§ Task inputs:
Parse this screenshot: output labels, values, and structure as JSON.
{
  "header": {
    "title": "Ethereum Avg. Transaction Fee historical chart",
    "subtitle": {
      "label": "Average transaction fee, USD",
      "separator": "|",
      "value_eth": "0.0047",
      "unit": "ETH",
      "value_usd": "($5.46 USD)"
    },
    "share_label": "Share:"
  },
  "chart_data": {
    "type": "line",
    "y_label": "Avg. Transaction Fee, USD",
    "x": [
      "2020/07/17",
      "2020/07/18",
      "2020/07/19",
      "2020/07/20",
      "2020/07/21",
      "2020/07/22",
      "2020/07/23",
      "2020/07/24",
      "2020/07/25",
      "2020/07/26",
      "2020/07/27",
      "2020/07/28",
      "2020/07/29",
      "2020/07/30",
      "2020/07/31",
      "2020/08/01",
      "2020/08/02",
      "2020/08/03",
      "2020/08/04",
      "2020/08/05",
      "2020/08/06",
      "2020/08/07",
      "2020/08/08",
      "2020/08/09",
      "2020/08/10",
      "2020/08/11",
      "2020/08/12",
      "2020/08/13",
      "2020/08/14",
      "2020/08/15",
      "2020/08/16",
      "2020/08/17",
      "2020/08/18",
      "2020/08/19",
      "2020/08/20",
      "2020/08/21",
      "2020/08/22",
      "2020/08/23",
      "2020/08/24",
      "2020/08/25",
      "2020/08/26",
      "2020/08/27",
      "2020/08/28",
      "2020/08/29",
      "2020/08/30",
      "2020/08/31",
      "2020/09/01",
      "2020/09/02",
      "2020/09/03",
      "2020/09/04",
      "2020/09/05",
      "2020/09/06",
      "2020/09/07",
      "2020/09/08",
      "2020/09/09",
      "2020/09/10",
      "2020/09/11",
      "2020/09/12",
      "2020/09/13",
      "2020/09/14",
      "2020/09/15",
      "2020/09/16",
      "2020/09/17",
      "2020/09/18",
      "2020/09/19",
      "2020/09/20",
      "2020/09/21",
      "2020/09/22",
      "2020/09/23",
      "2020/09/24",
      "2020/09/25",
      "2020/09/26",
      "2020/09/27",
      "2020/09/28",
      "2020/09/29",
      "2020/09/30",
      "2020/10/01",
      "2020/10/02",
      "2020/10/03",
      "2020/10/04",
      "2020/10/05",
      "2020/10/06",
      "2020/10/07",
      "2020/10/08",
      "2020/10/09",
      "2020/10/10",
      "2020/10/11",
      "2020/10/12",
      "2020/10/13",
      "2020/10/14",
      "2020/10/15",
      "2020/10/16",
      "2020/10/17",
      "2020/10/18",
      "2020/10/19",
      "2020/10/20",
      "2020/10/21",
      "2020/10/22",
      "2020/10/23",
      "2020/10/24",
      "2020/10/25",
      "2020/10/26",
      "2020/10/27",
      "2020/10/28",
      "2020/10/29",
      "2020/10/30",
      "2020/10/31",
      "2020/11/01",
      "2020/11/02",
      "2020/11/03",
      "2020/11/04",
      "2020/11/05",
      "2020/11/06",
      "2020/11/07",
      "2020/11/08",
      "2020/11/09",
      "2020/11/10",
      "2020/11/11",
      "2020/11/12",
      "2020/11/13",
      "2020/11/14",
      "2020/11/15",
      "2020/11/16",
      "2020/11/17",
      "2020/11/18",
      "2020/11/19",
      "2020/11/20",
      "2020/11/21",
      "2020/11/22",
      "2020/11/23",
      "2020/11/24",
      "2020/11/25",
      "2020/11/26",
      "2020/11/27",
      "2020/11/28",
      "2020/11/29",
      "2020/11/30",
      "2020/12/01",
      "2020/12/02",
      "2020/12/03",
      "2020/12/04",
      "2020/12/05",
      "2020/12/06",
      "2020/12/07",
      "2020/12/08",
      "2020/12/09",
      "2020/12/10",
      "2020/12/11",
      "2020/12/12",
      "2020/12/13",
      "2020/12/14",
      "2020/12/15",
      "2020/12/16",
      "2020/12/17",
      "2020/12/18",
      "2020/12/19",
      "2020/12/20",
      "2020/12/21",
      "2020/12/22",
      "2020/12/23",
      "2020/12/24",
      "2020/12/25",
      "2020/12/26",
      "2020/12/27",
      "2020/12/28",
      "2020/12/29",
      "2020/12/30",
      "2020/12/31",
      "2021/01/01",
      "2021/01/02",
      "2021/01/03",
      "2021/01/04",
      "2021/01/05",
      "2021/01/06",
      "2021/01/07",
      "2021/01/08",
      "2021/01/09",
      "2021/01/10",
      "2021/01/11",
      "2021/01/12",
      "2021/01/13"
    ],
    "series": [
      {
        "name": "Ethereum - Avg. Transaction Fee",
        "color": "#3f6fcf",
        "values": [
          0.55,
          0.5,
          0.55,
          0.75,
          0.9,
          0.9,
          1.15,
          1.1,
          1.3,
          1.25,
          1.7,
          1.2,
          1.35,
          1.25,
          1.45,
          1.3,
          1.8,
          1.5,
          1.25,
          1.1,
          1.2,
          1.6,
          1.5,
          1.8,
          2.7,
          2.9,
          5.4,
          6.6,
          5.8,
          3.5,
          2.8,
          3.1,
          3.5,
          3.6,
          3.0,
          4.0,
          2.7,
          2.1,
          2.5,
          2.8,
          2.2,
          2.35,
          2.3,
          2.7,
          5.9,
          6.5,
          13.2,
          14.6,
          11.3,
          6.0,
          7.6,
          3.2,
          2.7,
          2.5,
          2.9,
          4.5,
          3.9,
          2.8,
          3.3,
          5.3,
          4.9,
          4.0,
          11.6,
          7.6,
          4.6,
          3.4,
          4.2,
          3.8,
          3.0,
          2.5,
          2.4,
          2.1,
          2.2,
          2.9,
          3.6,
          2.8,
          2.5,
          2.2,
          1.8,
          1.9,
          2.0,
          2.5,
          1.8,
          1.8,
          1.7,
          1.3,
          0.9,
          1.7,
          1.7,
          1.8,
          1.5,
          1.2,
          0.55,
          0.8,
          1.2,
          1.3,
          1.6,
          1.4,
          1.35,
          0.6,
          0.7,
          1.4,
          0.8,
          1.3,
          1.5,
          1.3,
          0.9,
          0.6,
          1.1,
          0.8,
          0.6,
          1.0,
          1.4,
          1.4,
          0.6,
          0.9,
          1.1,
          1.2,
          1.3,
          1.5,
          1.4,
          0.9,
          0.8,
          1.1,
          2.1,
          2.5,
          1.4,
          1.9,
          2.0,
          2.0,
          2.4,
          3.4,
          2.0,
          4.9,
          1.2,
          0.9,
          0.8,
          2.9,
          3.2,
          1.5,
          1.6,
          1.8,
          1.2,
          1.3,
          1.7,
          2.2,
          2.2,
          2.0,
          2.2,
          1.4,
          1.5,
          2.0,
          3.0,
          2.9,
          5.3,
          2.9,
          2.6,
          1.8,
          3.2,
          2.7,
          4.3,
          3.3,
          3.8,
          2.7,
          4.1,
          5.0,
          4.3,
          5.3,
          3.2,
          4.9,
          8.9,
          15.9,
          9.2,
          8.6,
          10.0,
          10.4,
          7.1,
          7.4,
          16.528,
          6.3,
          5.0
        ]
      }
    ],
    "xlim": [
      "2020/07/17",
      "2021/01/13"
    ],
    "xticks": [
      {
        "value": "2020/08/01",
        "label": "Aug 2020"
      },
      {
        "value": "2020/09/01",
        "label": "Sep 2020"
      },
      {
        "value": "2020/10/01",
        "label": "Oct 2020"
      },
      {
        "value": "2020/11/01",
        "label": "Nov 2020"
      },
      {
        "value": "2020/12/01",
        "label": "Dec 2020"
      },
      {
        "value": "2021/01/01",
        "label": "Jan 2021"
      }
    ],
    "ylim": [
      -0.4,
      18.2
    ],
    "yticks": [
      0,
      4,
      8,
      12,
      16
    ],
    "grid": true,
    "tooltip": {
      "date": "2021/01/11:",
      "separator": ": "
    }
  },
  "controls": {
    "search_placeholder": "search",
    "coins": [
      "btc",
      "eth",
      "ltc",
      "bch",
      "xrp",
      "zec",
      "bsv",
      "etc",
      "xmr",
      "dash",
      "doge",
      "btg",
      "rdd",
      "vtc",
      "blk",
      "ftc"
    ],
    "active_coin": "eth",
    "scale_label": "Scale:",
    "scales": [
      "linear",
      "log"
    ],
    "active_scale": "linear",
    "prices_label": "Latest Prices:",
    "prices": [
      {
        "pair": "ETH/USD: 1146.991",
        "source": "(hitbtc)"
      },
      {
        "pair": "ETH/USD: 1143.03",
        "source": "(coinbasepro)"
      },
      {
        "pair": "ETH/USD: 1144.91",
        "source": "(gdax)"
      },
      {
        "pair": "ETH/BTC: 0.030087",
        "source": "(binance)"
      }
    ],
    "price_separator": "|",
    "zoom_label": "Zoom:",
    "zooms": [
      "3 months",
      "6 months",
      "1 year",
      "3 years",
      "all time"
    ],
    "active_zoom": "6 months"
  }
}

§ What to work on:
From the data above, show each line that contains "months".

§ Problem solution:
      "3 months",
      "6 months",
    "active_zoom": "6 months"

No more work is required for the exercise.